(Data extracted from a collection)
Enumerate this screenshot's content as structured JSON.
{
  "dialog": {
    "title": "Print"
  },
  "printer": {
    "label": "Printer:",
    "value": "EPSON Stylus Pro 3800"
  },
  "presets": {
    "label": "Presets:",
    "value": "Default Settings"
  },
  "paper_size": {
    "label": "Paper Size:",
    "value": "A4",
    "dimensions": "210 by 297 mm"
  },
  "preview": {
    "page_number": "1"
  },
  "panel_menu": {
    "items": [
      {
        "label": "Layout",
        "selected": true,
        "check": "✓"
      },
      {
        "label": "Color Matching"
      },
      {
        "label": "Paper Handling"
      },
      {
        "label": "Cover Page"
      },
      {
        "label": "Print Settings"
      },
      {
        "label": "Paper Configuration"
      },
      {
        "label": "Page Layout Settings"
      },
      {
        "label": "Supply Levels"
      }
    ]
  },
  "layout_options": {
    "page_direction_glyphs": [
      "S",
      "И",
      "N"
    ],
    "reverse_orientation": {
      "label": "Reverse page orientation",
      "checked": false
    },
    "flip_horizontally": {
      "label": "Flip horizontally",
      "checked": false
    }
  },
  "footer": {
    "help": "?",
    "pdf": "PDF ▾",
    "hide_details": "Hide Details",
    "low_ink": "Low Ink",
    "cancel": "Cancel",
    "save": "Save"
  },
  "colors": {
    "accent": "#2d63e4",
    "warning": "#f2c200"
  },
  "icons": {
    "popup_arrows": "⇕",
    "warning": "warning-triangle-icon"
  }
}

● TO BE DONE: Return all of the above records exactly, leaving no line out.

● OUTPUT OF THE TASK:
Enumerate this screenshot's content as structured JSON.
{
  "dialog": {
    "title": "Print"
  },
  "printer": {
    "label": "Printer:",
    "value": "EPSON Stylus Pro 3800"
  },
  "presets": {
    "label": "Presets:",
    "value": "Default Settings"
  },
  "paper_size": {
    "label": "Paper Size:",
    "value": "A4",
    "dimensions": "210 by 297 mm"
  },
  "preview": {
    "page_number": "1"
  },
  "panel_menu": {
    "items": [
      {
        "label": "Layout",
        "selected": true,
        "check": "✓"
      },
      {
        "label": "Color Matching"
      },
      {
        "label": "Paper Handling"
      },
      {
        "label": "Cover Page"
      },
      {
        "label": "Print Settings"
      },
      {
        "label": "Paper Configuration"
      },
      {
        "label": "Page Layout Settings"
      },
      {
        "label": "Supply Levels"
      }
    ]
  },
  "layout_options": {
    "page_direction_glyphs": [
      "S",
      "И",
      "N"
    ],
    "reverse_orientation": {
      "label": "Reverse page orientation",
      "checked": false
    },
    "flip_horizontally": {
      "label": "Flip horizontally",
      "checked": false
    }
  },
  "footer": {
    "help": "?",
    "pdf": "PDF ▾",
    "hide_details": "Hide Details",
    "low_ink": "Low Ink",
    "cancel": "Cancel",
    "save": "Save"
  },
  "colors": {
    "accent": "#2d63e4",
    "warning": "#f2c200"
  },
  "icons": {
    "popup_arrows": "⇕",
    "warning": "warning-triangle-icon"
  }
}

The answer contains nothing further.